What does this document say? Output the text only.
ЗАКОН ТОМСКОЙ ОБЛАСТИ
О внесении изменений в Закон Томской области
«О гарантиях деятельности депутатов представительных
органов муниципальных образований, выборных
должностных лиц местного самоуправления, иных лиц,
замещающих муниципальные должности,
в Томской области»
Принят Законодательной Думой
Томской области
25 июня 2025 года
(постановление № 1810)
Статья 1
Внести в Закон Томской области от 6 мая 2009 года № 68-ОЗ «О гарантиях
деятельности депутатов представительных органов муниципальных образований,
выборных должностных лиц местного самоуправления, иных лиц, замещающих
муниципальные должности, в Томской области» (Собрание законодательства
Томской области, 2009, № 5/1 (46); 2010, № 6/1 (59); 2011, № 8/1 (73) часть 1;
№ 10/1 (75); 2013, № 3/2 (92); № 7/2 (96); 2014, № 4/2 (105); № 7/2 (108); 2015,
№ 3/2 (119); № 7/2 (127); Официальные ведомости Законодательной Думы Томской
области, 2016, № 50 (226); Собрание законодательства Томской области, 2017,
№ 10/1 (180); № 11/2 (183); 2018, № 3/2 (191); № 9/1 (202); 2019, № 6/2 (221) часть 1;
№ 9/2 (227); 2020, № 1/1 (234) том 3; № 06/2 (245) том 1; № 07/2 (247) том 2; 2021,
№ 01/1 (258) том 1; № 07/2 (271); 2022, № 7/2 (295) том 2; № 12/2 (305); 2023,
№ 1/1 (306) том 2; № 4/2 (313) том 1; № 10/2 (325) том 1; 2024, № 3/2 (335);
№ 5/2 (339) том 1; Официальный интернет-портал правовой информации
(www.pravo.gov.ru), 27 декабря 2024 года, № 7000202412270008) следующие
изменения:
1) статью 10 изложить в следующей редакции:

WHAT THE EXERCISE ASKS => Repeat each of the entries above precisely as given.

TASK ANSWER =>
What does this document say? Output the text only.
ЗАКОН ТОМСКОЙ ОБЛАСТИ
О внесении изменений в Закон Томской области
«О гарантиях деятельности депутатов представительных
органов муниципальных образований, выборных
должностных лиц местного самоуправления, иных лиц,
замещающих муниципальные должности,
в Томской области»
Принят Законодательной Думой
Томской области
25 июня 2025 года
(постановление № 1810)
Статья 1
Внести в Закон Томской области от 6 мая 2009 года № 68-ОЗ «О гарантиях
деятельности депутатов представительных органов муниципальных образований,
выборных должностных лиц местного самоуправления, иных лиц, замещающих
муниципальные должности, в Томской области» (Собрание законодательства
Томской области, 2009, № 5/1 (46); 2010, № 6/1 (59); 2011, № 8/1 (73) часть 1;
№ 10/1 (75); 2013, № 3/2 (92); № 7/2 (96); 2014, № 4/2 (105); № 7/2 (108); 2015,
№ 3/2 (119); № 7/2 (127); Официальные ведомости Законодательной Думы Томской
области, 2016, № 50 (226); Собрание законодательства Томской области, 2017,
№ 10/1 (180); № 11/2 (183); 2018, № 3/2 (191); № 9/1 (202); 2019, № 6/2 (221) часть 1;
№ 9/2 (227); 2020, № 1/1 (234) том 3; № 06/2 (245) том 1; № 07/2 (247) том 2; 2021,
№ 01/1 (258) том 1; № 07/2 (271); 2022, № 7/2 (295) том 2; № 12/2 (305); 2023,
№ 1/1 (306) том 2; № 4/2 (313) том 1; № 10/2 (325) том 1; 2024, № 3/2 (335);
№ 5/2 (339) том 1; Официальный интернет-портал правовой информации
(www.pravo.gov.ru), 27 декабря 2024 года, № 7000202412270008) следующие
изменения:
1) статью 10 изложить в следующей редакции:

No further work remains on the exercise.